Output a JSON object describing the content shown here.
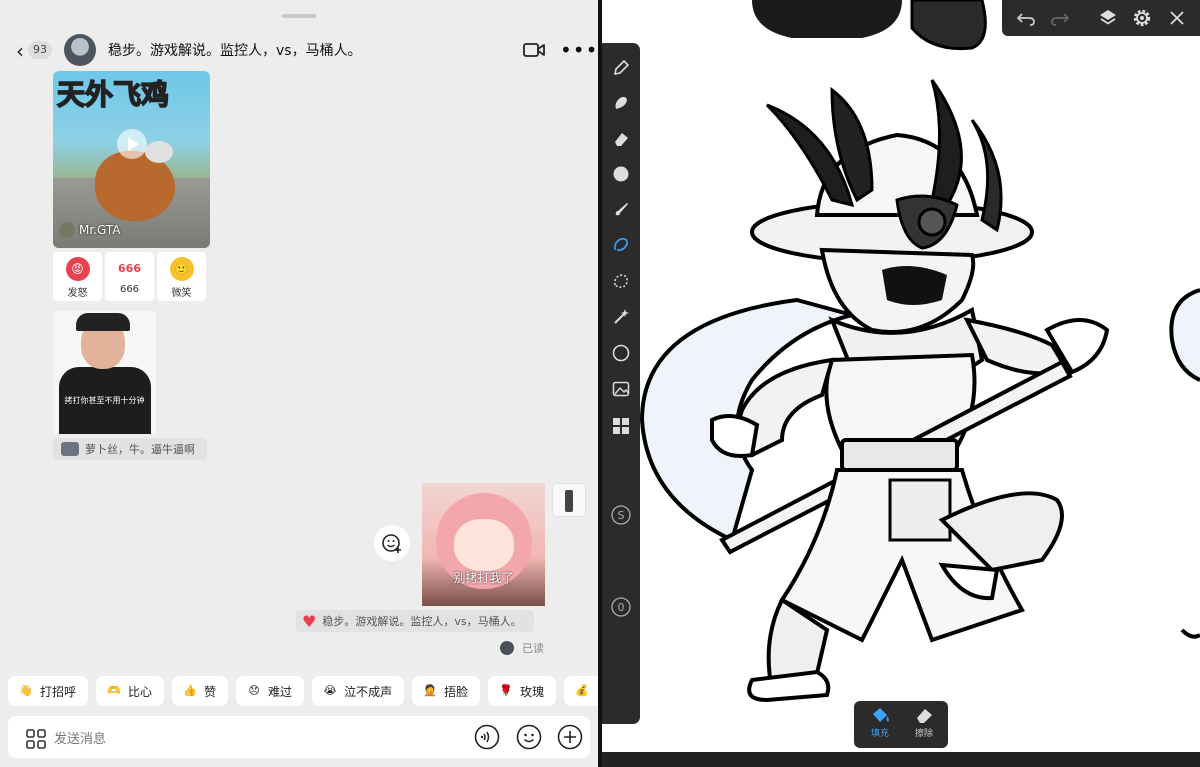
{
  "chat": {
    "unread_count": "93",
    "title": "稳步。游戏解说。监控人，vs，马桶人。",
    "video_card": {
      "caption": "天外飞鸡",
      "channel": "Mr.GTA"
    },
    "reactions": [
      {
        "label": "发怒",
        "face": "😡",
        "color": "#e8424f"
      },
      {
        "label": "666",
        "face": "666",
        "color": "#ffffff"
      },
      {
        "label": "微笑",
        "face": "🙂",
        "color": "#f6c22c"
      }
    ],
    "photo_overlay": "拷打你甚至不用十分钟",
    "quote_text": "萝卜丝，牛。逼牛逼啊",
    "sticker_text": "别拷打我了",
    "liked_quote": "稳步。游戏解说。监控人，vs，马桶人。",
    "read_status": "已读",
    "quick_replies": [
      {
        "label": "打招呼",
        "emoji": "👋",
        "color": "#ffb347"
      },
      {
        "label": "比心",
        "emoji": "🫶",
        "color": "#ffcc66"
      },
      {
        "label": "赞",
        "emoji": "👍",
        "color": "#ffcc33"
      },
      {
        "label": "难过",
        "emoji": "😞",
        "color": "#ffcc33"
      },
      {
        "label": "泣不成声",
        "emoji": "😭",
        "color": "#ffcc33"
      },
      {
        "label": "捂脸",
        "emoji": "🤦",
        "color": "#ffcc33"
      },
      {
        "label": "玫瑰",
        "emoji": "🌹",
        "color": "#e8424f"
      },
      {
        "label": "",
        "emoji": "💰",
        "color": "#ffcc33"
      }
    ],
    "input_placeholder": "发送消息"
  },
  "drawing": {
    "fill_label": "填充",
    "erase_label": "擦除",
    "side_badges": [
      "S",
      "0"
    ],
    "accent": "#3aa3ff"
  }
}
· · ·
### WHAT IS NEEDED:
Without including the pictures, reproduce all entries exactly.

### RESULT BELOW:
Output a JSON object describing the content shown here.
{
  "chat": {
    "unread_count": "93",
    "title": "稳步。游戏解说。监控人，vs，马桶人。",
    "video_card": {
      "caption": "天外飞鸡",
      "channel": "Mr.GTA"
    },
    "reactions": [
      {
        "label": "发怒",
        "face": "😡",
        "color": "#e8424f"
      },
      {
        "label": "666",
        "face": "666",
        "color": "#ffffff"
      },
      {
        "label": "微笑",
        "face": "🙂",
        "color": "#f6c22c"
      }
    ],
    "photo_overlay": "拷打你甚至不用十分钟",
    "quote_text": "萝卜丝，牛。逼牛逼啊",
    "sticker_text": "别拷打我了",
    "liked_quote": "稳步。游戏解说。监控人，vs，马桶人。",
    "read_status": "已读",
    "quick_replies": [
      {
        "label": "打招呼",
        "emoji": "👋",
        "color": "#ffb347"
      },
      {
        "label": "比心",
        "emoji": "🫶",
        "color": "#ffcc66"
      },
      {
        "label": "赞",
        "emoji": "👍",
        "color": "#ffcc33"
      },
      {
        "label": "难过",
        "emoji": "😞",
        "color": "#ffcc33"
      },
      {
        "label": "泣不成声",
        "emoji": "😭",
        "color": "#ffcc33"
      },
      {
        "label": "捂脸",
        "emoji": "🤦",
        "color": "#ffcc33"
      },
      {
        "label": "玫瑰",
        "emoji": "🌹",
        "color": "#e8424f"
      },
      {
        "label": "",
        "emoji": "💰",
        "color": "#ffcc33"
      }
    ],
    "input_placeholder": "发送消息"
  },
  "drawing": {
    "fill_label": "填充",
    "erase_label": "擦除",
    "side_badges": [
      "S",
      "0"
    ],
    "accent": "#3aa3ff"
  }
}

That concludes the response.